**WHAT IS ASKED**.
Find every line with the word "Moving" and report how many there are, without any other text.

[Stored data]
>>

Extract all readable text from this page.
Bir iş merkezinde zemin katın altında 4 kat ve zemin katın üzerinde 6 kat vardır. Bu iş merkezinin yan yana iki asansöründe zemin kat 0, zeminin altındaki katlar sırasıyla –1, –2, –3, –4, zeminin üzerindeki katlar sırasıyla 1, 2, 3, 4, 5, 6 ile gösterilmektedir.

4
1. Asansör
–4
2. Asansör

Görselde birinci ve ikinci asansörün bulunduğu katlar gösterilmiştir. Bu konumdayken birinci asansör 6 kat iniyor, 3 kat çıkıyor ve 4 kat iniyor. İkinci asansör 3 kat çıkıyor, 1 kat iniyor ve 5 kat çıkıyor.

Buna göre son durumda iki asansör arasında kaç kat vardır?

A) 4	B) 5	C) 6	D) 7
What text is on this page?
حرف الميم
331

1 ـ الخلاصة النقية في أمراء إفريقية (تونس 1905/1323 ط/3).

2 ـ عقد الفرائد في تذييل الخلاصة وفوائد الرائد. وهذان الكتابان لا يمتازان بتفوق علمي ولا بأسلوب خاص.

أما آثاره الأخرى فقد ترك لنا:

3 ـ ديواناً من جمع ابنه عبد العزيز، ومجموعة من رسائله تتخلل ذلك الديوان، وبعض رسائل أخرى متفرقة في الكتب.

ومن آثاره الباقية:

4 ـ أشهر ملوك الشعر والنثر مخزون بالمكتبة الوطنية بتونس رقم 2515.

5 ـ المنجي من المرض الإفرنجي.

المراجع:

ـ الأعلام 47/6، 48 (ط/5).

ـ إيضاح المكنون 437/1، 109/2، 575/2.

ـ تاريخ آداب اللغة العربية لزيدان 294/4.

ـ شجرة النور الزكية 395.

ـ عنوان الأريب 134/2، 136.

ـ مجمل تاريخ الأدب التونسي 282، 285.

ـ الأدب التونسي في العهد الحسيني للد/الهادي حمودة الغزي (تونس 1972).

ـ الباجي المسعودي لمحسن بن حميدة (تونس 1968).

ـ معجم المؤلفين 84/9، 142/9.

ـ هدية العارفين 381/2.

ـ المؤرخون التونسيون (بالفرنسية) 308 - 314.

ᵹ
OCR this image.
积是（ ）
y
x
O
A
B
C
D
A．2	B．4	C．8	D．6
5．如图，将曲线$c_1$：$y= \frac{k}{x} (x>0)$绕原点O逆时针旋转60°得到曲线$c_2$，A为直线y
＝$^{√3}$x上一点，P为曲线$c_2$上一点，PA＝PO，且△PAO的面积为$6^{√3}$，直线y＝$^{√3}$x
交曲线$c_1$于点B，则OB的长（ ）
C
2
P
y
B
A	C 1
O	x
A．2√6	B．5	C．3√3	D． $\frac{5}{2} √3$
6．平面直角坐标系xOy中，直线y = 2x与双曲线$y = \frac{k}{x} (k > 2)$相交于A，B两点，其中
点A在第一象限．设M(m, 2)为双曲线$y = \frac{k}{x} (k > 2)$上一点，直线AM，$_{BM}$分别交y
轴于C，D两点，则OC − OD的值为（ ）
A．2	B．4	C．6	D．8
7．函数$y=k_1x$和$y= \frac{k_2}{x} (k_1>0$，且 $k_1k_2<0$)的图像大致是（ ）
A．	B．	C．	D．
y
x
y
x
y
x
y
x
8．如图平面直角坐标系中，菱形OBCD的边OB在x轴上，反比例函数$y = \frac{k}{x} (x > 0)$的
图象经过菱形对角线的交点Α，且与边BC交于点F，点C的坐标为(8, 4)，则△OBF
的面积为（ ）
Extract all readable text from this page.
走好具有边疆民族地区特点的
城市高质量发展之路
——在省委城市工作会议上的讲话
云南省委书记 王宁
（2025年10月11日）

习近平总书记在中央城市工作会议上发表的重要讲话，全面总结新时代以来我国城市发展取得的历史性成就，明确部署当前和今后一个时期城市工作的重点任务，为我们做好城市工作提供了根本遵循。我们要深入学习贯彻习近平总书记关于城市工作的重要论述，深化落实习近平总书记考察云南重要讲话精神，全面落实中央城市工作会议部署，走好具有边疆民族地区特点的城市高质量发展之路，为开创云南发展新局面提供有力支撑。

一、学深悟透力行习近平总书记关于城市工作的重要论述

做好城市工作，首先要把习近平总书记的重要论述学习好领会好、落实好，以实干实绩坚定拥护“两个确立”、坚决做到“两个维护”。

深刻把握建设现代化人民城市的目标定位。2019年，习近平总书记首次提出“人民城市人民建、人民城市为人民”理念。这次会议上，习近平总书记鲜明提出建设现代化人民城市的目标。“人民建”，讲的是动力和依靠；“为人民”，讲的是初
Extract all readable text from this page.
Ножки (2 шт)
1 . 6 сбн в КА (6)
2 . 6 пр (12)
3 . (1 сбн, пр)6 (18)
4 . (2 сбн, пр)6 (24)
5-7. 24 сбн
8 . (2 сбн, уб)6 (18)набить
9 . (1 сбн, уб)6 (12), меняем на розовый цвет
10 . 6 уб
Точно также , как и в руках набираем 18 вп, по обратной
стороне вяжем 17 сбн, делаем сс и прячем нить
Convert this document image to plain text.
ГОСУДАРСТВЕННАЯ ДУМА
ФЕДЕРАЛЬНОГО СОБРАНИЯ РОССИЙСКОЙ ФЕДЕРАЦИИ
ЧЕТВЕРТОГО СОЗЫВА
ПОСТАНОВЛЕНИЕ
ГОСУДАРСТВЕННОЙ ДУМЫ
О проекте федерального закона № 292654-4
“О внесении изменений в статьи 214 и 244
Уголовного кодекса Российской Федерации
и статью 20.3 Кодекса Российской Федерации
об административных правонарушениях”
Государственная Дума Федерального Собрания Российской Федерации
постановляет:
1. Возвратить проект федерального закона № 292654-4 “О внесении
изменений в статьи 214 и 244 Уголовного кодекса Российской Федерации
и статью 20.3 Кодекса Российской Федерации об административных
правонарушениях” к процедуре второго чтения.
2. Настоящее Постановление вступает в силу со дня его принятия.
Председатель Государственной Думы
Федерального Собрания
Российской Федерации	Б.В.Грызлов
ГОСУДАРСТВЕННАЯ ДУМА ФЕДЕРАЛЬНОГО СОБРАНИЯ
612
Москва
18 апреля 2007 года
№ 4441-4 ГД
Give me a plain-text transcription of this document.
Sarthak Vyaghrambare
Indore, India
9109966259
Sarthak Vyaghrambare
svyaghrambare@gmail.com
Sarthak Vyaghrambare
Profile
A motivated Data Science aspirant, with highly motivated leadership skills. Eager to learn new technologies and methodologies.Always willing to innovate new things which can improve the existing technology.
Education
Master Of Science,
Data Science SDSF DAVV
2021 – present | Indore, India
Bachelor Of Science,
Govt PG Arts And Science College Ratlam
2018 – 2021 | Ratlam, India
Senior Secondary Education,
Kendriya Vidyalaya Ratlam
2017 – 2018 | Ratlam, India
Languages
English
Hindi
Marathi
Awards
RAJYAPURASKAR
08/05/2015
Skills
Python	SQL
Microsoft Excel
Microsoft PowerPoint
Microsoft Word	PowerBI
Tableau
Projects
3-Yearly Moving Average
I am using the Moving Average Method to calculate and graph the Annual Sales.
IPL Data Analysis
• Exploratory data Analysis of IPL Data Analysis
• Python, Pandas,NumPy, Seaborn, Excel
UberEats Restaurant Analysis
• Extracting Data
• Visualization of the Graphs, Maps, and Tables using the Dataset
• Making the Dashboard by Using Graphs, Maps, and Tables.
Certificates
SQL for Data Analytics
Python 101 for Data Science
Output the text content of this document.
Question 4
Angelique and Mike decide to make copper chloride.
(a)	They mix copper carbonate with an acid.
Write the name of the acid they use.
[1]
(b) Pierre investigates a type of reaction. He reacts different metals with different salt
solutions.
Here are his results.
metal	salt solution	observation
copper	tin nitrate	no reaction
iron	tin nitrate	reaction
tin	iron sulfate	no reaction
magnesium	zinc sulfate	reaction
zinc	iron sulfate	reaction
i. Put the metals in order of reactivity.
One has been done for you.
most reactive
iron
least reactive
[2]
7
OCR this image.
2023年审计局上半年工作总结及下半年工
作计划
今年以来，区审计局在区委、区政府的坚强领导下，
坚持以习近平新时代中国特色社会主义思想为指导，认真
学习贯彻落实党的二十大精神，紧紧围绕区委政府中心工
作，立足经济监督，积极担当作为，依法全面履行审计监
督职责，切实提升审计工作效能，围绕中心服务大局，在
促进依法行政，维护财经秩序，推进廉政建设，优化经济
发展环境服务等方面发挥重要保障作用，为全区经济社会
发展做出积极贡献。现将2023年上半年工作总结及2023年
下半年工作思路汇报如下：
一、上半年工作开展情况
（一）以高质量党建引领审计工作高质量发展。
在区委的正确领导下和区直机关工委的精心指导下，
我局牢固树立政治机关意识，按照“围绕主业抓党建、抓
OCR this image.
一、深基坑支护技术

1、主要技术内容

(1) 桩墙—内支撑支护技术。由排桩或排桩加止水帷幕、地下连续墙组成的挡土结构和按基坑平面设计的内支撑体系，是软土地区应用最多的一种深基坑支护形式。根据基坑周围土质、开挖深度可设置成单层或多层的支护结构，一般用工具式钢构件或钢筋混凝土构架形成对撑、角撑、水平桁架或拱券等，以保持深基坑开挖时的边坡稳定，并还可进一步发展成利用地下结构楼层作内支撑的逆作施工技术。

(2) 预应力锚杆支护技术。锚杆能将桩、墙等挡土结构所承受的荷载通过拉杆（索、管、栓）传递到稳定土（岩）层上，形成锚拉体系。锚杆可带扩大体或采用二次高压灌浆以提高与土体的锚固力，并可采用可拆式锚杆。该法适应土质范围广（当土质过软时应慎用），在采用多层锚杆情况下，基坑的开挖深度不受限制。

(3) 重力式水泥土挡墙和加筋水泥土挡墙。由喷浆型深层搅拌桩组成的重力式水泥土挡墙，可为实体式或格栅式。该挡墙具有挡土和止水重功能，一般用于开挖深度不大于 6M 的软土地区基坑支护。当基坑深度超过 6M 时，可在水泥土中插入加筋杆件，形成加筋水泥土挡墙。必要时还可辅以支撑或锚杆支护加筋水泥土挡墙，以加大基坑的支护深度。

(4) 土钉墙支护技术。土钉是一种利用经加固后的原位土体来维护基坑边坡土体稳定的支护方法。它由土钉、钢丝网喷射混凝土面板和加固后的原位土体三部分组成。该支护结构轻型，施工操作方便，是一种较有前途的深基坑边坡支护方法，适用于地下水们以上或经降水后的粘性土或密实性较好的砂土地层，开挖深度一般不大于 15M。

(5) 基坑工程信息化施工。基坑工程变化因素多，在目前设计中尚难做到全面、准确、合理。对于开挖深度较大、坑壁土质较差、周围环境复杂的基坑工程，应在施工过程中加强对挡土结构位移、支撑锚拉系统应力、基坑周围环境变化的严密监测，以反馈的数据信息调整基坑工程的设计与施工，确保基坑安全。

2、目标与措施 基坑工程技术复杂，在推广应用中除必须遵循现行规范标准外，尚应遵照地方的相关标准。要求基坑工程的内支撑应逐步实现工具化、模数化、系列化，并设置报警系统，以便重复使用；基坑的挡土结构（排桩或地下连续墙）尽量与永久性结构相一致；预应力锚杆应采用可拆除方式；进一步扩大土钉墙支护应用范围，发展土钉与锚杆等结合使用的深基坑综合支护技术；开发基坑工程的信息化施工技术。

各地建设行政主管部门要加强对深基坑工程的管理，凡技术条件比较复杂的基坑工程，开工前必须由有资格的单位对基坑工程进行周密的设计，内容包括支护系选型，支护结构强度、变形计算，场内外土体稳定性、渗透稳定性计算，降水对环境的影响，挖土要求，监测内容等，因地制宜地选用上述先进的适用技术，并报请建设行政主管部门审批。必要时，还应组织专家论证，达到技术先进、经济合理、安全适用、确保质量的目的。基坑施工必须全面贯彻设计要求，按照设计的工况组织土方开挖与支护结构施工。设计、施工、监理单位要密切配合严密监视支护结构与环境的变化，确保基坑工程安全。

<<

**FINAL ANSWER**.
2